## RECORDS FOR THIS TASK
======

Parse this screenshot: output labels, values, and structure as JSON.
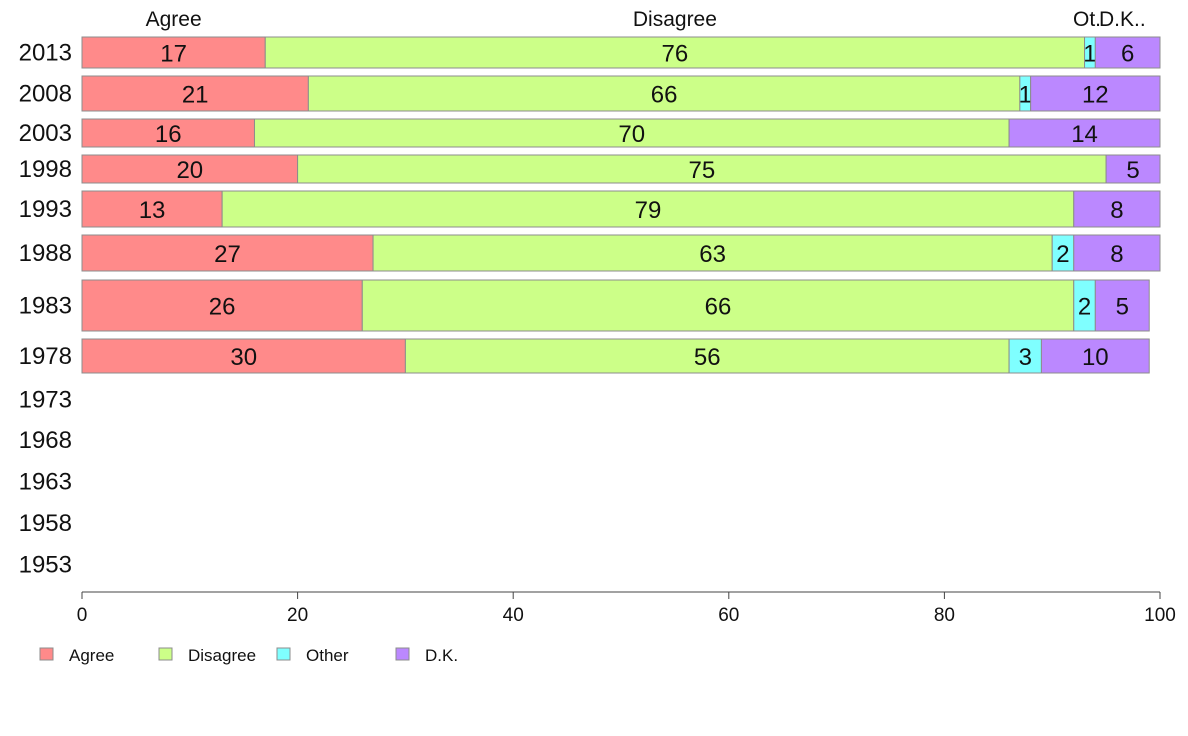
{
  "chart_data": {
    "type": "bar",
    "orientation": "horizontal",
    "stacked": true,
    "categories": [
      "2013",
      "2008",
      "2003",
      "1998",
      "1993",
      "1988",
      "1983",
      "1978",
      "1973",
      "1968",
      "1963",
      "1958",
      "1953"
    ],
    "series": [
      {
        "name": "Agree",
        "color": "#ff8a8a",
        "values": [
          17,
          21,
          16,
          20,
          13,
          27,
          26,
          30,
          null,
          null,
          null,
          null,
          null
        ]
      },
      {
        "name": "Disagree",
        "color": "#ccff88",
        "values": [
          76,
          66,
          70,
          75,
          79,
          63,
          66,
          56,
          null,
          null,
          null,
          null,
          null
        ]
      },
      {
        "name": "Other",
        "color": "#7fffff",
        "values": [
          1,
          1,
          0,
          0,
          0,
          2,
          2,
          3,
          null,
          null,
          null,
          null,
          null
        ]
      },
      {
        "name": "D.K.",
        "color": "#bb88ff",
        "values": [
          6,
          12,
          14,
          5,
          8,
          8,
          5,
          10,
          null,
          null,
          null,
          null,
          null
        ]
      }
    ],
    "column_headers": [
      "Agree",
      "Disagree",
      "Ot.",
      "D.K.."
    ],
    "xlim": [
      0,
      100
    ],
    "x_ticks": [
      0,
      20,
      40,
      60,
      80,
      100
    ],
    "legend_position": "bottom-left",
    "grid": false
  }
}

======

## OBJECTIVE
Write the records out again in full, exactly, and skip every picture.

## FULL OUTPUT
Parse this screenshot: output labels, values, and structure as JSON.
{
  "chart_data": {
    "type": "bar",
    "orientation": "horizontal",
    "stacked": true,
    "categories": [
      "2013",
      "2008",
      "2003",
      "1998",
      "1993",
      "1988",
      "1983",
      "1978",
      "1973",
      "1968",
      "1963",
      "1958",
      "1953"
    ],
    "series": [
      {
        "name": "Agree",
        "color": "#ff8a8a",
        "values": [
          17,
          21,
          16,
          20,
          13,
          27,
          26,
          30,
          null,
          null,
          null,
          null,
          null
        ]
      },
      {
        "name": "Disagree",
        "color": "#ccff88",
        "values": [
          76,
          66,
          70,
          75,
          79,
          63,
          66,
          56,
          null,
          null,
          null,
          null,
          null
        ]
      },
      {
        "name": "Other",
        "color": "#7fffff",
        "values": [
          1,
          1,
          0,
          0,
          0,
          2,
          2,
          3,
          null,
          null,
          null,
          null,
          null
        ]
      },
      {
        "name": "D.K.",
        "color": "#bb88ff",
        "values": [
          6,
          12,
          14,
          5,
          8,
          8,
          5,
          10,
          null,
          null,
          null,
          null,
          null
        ]
      }
    ],
    "column_headers": [
      "Agree",
      "Disagree",
      "Ot.",
      "D.K.."
    ],
    "xlim": [
      0,
      100
    ],
    "x_ticks": [
      0,
      20,
      40,
      60,
      80,
      100
    ],
    "legend_position": "bottom-left",
    "grid": false
  }
}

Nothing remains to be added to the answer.